Start

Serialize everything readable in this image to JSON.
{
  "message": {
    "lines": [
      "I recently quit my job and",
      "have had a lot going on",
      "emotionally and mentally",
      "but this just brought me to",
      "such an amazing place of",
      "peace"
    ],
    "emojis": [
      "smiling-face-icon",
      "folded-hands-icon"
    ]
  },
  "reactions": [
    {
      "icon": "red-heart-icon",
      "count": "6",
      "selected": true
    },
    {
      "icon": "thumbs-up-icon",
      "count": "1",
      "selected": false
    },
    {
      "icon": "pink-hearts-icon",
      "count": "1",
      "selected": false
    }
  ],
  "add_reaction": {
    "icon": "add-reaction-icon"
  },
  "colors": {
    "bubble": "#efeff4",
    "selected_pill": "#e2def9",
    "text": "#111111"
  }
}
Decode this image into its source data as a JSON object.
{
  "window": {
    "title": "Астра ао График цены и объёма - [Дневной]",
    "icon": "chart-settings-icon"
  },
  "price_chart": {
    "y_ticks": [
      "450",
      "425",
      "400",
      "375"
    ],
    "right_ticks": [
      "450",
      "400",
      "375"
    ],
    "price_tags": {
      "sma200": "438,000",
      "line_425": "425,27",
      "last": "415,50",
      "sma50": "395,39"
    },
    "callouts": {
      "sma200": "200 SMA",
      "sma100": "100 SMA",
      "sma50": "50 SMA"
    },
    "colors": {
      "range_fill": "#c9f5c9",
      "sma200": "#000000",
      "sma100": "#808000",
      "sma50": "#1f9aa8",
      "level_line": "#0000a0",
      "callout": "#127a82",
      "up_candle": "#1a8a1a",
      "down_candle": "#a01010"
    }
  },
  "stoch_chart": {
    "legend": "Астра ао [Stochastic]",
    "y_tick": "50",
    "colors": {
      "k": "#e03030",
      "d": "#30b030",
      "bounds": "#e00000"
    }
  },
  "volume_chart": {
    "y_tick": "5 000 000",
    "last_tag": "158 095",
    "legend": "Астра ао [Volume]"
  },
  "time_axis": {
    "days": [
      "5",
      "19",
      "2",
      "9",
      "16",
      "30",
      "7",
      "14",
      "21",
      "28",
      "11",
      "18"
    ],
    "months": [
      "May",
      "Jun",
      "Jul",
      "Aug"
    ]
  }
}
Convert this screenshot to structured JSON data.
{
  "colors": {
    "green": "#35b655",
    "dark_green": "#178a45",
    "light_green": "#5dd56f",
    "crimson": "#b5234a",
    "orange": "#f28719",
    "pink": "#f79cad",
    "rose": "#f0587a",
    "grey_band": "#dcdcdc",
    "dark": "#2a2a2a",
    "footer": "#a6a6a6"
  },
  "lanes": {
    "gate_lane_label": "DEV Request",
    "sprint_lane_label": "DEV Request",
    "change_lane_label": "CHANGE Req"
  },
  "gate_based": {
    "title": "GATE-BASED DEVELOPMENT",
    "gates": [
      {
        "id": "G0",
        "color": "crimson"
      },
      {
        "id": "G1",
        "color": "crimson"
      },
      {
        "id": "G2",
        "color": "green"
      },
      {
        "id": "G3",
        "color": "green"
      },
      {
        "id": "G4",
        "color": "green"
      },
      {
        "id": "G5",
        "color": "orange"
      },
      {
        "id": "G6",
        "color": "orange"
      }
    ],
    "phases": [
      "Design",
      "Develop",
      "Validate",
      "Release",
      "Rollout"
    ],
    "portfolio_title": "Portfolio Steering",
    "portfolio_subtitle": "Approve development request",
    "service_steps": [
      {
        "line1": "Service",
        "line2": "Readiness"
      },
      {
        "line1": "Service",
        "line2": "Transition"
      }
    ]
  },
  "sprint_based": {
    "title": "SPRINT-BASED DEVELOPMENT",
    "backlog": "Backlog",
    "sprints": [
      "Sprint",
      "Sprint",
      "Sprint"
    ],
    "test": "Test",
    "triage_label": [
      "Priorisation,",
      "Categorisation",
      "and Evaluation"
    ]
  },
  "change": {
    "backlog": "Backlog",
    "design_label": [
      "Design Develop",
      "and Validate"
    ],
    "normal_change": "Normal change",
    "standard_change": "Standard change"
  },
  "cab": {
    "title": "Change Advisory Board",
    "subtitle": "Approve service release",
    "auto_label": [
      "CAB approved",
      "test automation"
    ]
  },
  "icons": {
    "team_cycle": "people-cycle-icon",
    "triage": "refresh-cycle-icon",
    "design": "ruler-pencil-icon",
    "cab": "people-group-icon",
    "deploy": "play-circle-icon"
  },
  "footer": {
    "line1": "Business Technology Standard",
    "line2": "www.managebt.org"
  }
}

End

Exercise requirements:
Word for word, write out all of the data above.

Answer to the task:
Serialize everything readable in this image to JSON.
{
  "message": {
    "lines": [
      "I recently quit my job and",
      "have had a lot going on",
      "emotionally and mentally",
      "but this just brought me to",
      "such an amazing place of",
      "peace"
    ],
    "emojis": [
      "smiling-face-icon",
      "folded-hands-icon"
    ]
  },
  "reactions": [
    {
      "icon": "red-heart-icon",
      "count": "6",
      "selected": true
    },
    {
      "icon": "thumbs-up-icon",
      "count": "1",
      "selected": false
    },
    {
      "icon": "pink-hearts-icon",
      "count": "1",
      "selected": false
    }
  ],
  "add_reaction": {
    "icon": "add-reaction-icon"
  },
  "colors": {
    "bubble": "#efeff4",
    "selected_pill": "#e2def9",
    "text": "#111111"
  }
}
Decode this image into its source data as a JSON object.
{
  "window": {
    "title": "Астра ао График цены и объёма - [Дневной]",
    "icon": "chart-settings-icon"
  },
  "price_chart": {
    "y_ticks": [
      "450",
      "425",
      "400",
      "375"
    ],
    "right_ticks": [
      "450",
      "400",
      "375"
    ],
    "price_tags": {
      "sma200": "438,000",
      "line_425": "425,27",
      "last": "415,50",
      "sma50": "395,39"
    },
    "callouts": {
      "sma200": "200 SMA",
      "sma100": "100 SMA",
      "sma50": "50 SMA"
    },
    "colors": {
      "range_fill": "#c9f5c9",
      "sma200": "#000000",
      "sma100": "#808000",
      "sma50": "#1f9aa8",
      "level_line": "#0000a0",
      "callout": "#127a82",
      "up_candle": "#1a8a1a",
      "down_candle": "#a01010"
    }
  },
  "stoch_chart": {
    "legend": "Астра ао [Stochastic]",
    "y_tick": "50",
    "colors": {
      "k": "#e03030",
      "d": "#30b030",
      "bounds": "#e00000"
    }
  },
  "volume_chart": {
    "y_tick": "5 000 000",
    "last_tag": "158 095",
    "legend": "Астра ао [Volume]"
  },
  "time_axis": {
    "days": [
      "5",
      "19",
      "2",
      "9",
      "16",
      "30",
      "7",
      "14",
      "21",
      "28",
      "11",
      "18"
    ],
    "months": [
      "May",
      "Jun",
      "Jul",
      "Aug"
    ]
  }
}
Convert this screenshot to structured JSON data.
{
  "colors": {
    "green": "#35b655",
    "dark_green": "#178a45",
    "light_green": "#5dd56f",
    "crimson": "#b5234a",
    "orange": "#f28719",
    "pink": "#f79cad",
    "rose": "#f0587a",
    "grey_band": "#dcdcdc",
    "dark": "#2a2a2a",
    "footer": "#a6a6a6"
  },
  "lanes": {
    "gate_lane_label": "DEV Request",
    "sprint_lane_label": "DEV Request",
    "change_lane_label": "CHANGE Req"
  },
  "gate_based": {
    "title": "GATE-BASED DEVELOPMENT",
    "gates": [
      {
        "id": "G0",
        "color": "crimson"
      },
      {
        "id": "G1",
        "color": "crimson"
      },
      {
        "id": "G2",
        "color": "green"
      },
      {
        "id": "G3",
        "color": "green"
      },
      {
        "id": "G4",
        "color": "green"
      },
      {
        "id": "G5",
        "color": "orange"
      },
      {
        "id": "G6",
        "color": "orange"
      }
    ],
    "phases": [
      "Design",
      "Develop",
      "Validate",
      "Release",
      "Rollout"
    ],
    "portfolio_title": "Portfolio Steering",
    "portfolio_subtitle": "Approve development request",
    "service_steps": [
      {
        "line1": "Service",
        "line2": "Readiness"
      },
      {
        "line1": "Service",
        "line2": "Transition"
      }
    ]
  },
  "sprint_based": {
    "title": "SPRINT-BASED DEVELOPMENT",
    "backlog": "Backlog",
    "sprints": [
      "Sprint",
      "Sprint",
      "Sprint"
    ],
    "test": "Test",
    "triage_label": [
      "Priorisation,",
      "Categorisation",
      "and Evaluation"
    ]
  },
  "change": {
    "backlog": "Backlog",
    "design_label": [
      "Design Develop",
      "and Validate"
    ],
    "normal_change": "Normal change",
    "standard_change": "Standard change"
  },
  "cab": {
    "title": "Change Advisory Board",
    "subtitle": "Approve service release",
    "auto_label": [
      "CAB approved",
      "test automation"
    ]
  },
  "icons": {
    "team_cycle": "people-cycle-icon",
    "triage": "refresh-cycle-icon",
    "design": "ruler-pencil-icon",
    "cab": "people-group-icon",
    "deploy": "play-circle-icon"
  },
  "footer": {
    "line1": "Business Technology Standard",
    "line2": "www.managebt.org"
  }
}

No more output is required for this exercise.